• **Aangeleverd materiaal**:
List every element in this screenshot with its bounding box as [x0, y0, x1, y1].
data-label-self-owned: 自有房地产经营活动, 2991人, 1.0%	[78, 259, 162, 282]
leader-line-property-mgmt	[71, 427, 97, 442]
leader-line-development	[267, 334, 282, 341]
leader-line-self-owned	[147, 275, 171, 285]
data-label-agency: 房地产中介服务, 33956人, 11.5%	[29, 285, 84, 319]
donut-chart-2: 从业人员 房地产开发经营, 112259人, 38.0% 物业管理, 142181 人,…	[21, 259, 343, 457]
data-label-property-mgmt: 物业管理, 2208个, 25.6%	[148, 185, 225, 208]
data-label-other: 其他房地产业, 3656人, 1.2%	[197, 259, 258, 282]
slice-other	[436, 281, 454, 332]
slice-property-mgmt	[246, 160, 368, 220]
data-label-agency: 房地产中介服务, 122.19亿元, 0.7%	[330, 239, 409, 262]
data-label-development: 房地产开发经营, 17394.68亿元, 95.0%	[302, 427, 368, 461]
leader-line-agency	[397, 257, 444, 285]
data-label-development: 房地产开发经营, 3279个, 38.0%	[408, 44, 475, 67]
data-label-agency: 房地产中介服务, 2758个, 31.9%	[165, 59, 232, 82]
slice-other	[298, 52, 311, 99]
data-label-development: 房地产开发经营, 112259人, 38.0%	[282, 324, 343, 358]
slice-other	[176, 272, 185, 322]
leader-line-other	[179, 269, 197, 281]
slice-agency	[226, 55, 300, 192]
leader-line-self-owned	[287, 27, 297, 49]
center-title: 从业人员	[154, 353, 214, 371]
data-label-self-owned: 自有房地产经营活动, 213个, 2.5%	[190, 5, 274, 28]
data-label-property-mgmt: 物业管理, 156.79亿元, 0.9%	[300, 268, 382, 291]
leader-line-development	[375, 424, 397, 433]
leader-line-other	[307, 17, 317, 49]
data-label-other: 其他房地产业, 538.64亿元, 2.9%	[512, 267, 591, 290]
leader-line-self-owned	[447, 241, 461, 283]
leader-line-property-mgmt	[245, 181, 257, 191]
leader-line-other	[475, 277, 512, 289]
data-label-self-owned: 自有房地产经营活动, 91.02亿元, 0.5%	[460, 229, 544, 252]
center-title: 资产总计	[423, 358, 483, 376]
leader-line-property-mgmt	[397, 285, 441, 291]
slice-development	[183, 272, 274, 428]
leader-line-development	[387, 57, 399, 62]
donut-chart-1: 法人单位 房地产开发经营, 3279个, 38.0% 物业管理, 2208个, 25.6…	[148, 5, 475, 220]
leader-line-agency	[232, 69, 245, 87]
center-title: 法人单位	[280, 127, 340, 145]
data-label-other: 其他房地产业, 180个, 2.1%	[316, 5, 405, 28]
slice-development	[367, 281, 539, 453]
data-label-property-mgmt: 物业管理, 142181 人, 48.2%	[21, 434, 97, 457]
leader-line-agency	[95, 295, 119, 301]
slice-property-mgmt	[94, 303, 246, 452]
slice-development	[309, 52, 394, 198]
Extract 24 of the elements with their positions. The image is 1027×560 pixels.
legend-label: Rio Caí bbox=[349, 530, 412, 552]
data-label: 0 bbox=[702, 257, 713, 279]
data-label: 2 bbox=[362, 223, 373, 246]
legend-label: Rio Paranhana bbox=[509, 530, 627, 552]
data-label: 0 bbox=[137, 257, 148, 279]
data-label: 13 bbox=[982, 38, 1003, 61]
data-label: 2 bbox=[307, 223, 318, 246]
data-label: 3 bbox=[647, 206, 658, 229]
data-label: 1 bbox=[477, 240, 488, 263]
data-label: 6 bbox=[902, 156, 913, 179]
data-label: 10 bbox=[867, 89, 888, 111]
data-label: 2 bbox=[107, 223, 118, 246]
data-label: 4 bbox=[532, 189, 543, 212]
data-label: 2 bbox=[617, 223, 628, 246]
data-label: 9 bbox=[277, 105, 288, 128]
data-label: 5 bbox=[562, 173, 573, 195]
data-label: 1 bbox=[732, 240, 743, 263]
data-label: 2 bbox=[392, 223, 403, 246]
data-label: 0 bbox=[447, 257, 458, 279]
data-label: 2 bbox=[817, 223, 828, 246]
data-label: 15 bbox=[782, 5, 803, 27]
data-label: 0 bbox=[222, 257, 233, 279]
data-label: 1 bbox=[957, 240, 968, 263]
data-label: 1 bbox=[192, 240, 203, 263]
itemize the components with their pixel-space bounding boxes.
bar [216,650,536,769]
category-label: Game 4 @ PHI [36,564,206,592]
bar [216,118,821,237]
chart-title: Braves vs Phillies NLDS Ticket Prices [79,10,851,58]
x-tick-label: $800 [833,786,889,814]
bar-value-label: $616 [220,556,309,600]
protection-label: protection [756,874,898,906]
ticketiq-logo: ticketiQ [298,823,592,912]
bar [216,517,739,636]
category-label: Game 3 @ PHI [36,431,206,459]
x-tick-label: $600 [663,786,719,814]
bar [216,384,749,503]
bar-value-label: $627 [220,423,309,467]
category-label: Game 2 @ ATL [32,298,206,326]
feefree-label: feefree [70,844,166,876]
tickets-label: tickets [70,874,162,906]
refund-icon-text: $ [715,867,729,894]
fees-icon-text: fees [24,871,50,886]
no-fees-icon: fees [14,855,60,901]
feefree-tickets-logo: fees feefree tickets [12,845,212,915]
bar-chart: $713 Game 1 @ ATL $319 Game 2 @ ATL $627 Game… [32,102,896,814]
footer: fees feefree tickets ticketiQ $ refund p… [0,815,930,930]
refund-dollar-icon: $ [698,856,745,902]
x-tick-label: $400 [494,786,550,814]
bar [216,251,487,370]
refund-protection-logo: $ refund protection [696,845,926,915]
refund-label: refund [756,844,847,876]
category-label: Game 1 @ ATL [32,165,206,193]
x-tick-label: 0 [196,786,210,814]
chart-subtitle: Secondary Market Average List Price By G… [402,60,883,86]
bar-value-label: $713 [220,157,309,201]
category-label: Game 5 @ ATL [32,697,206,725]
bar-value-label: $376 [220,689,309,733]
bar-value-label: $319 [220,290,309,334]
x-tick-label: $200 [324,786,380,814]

• **Opgave**:
Schrijf alle regels uit de bovenstaande lijst precies zo over, van begin tot eind.

• **Volledig antwoord**:
List every element in this screenshot with its bounding box as [x0, y0, x1, y1].
data-label-self-owned: 自有房地产经营活动, 2991人, 1.0%	[78, 259, 162, 282]
leader-line-property-mgmt	[71, 427, 97, 442]
leader-line-development	[267, 334, 282, 341]
leader-line-self-owned	[147, 275, 171, 285]
data-label-agency: 房地产中介服务, 33956人, 11.5%	[29, 285, 84, 319]
donut-chart-2: 从业人员 房地产开发经营, 112259人, 38.0% 物业管理, 142181 人,…	[21, 259, 343, 457]
data-label-property-mgmt: 物业管理, 2208个, 25.6%	[148, 185, 225, 208]
data-label-other: 其他房地产业, 3656人, 1.2%	[197, 259, 258, 282]
slice-other	[436, 281, 454, 332]
slice-property-mgmt	[246, 160, 368, 220]
data-label-agency: 房地产中介服务, 122.19亿元, 0.7%	[330, 239, 409, 262]
data-label-development: 房地产开发经营, 17394.68亿元, 95.0%	[302, 427, 368, 461]
leader-line-agency	[397, 257, 444, 285]
data-label-development: 房地产开发经营, 3279个, 38.0%	[408, 44, 475, 67]
data-label-agency: 房地产中介服务, 2758个, 31.9%	[165, 59, 232, 82]
slice-other	[298, 52, 311, 99]
data-label-development: 房地产开发经营, 112259人, 38.0%	[282, 324, 343, 358]
slice-other	[176, 272, 185, 322]
leader-line-other	[179, 269, 197, 281]
slice-agency	[226, 55, 300, 192]
leader-line-self-owned	[287, 27, 297, 49]
center-title: 从业人员	[154, 353, 214, 371]
data-label-self-owned: 自有房地产经营活动, 213个, 2.5%	[190, 5, 274, 28]
data-label-property-mgmt: 物业管理, 156.79亿元, 0.9%	[300, 268, 382, 291]
leader-line-development	[375, 424, 397, 433]
leader-line-other	[307, 17, 317, 49]
data-label-other: 其他房地产业, 538.64亿元, 2.9%	[512, 267, 591, 290]
leader-line-self-owned	[447, 241, 461, 283]
leader-line-property-mgmt	[245, 181, 257, 191]
leader-line-other	[475, 277, 512, 289]
data-label-self-owned: 自有房地产经营活动, 91.02亿元, 0.5%	[460, 229, 544, 252]
center-title: 资产总计	[423, 358, 483, 376]
leader-line-property-mgmt	[397, 285, 441, 291]
slice-development	[183, 272, 274, 428]
leader-line-development	[387, 57, 399, 62]
donut-chart-1: 法人单位 房地产开发经营, 3279个, 38.0% 物业管理, 2208个, 25.6…	[148, 5, 475, 220]
leader-line-agency	[232, 69, 245, 87]
center-title: 法人单位	[280, 127, 340, 145]
data-label-other: 其他房地产业, 180个, 2.1%	[316, 5, 405, 28]
slice-development	[367, 281, 539, 453]
data-label-property-mgmt: 物业管理, 142181 人, 48.2%	[21, 434, 97, 457]
leader-line-agency	[95, 295, 119, 301]
slice-property-mgmt	[94, 303, 246, 452]
slice-development	[309, 52, 394, 198]
Extract 24 of the elements with their positions. The image is 1027×560 pixels.
legend-label: Rio Caí bbox=[349, 530, 412, 552]
data-label: 0 bbox=[702, 257, 713, 279]
data-label: 2 bbox=[362, 223, 373, 246]
legend-label: Rio Paranhana bbox=[509, 530, 627, 552]
data-label: 0 bbox=[137, 257, 148, 279]
data-label: 13 bbox=[982, 38, 1003, 61]
data-label: 2 bbox=[307, 223, 318, 246]
data-label: 3 bbox=[647, 206, 658, 229]
data-label: 1 bbox=[477, 240, 488, 263]
data-label: 6 bbox=[902, 156, 913, 179]
data-label: 10 bbox=[867, 89, 888, 111]
data-label: 2 bbox=[107, 223, 118, 246]
data-label: 4 bbox=[532, 189, 543, 212]
data-label: 2 bbox=[617, 223, 628, 246]
data-label: 9 bbox=[277, 105, 288, 128]
data-label: 5 bbox=[562, 173, 573, 195]
data-label: 1 bbox=[732, 240, 743, 263]
data-label: 2 bbox=[392, 223, 403, 246]
data-label: 0 bbox=[447, 257, 458, 279]
data-label: 2 bbox=[817, 223, 828, 246]
data-label: 15 bbox=[782, 5, 803, 27]
data-label: 0 bbox=[222, 257, 233, 279]
data-label: 1 bbox=[957, 240, 968, 263]
data-label: 1 bbox=[192, 240, 203, 263]
itemize the components with their pixel-space bounding boxes.
bar [216,650,536,769]
category-label: Game 4 @ PHI [36,564,206,592]
bar [216,118,821,237]
chart-title: Braves vs Phillies NLDS Ticket Prices [79,10,851,58]
x-tick-label: $800 [833,786,889,814]
bar-value-label: $616 [220,556,309,600]
protection-label: protection [756,874,898,906]
ticketiq-logo: ticketiQ [298,823,592,912]
bar [216,517,739,636]
category-label: Game 3 @ PHI [36,431,206,459]
x-tick-label: $600 [663,786,719,814]
bar [216,384,749,503]
bar-value-label: $627 [220,423,309,467]
category-label: Game 2 @ ATL [32,298,206,326]
feefree-label: feefree [70,844,166,876]
tickets-label: tickets [70,874,162,906]
refund-icon-text: $ [715,867,729,894]
fees-icon-text: fees [24,871,50,886]
no-fees-icon: fees [14,855,60,901]
feefree-tickets-logo: fees feefree tickets [12,845,212,915]
bar-chart: $713 Game 1 @ ATL $319 Game 2 @ ATL $627 Game… [32,102,896,814]
footer: fees feefree tickets ticketiQ $ refund p… [0,815,930,930]
refund-dollar-icon: $ [698,856,745,902]
x-tick-label: $400 [494,786,550,814]
bar [216,251,487,370]
refund-protection-logo: $ refund protection [696,845,926,915]
refund-label: refund [756,844,847,876]
category-label: Game 1 @ ATL [32,165,206,193]
x-tick-label: 0 [196,786,210,814]
chart-subtitle: Secondary Market Average List Price By G… [402,60,883,86]
bar-value-label: $713 [220,157,309,201]
category-label: Game 5 @ ATL [32,697,206,725]
bar-value-label: $376 [220,689,309,733]
bar-value-label: $319 [220,290,309,334]
x-tick-label: $200 [324,786,380,814]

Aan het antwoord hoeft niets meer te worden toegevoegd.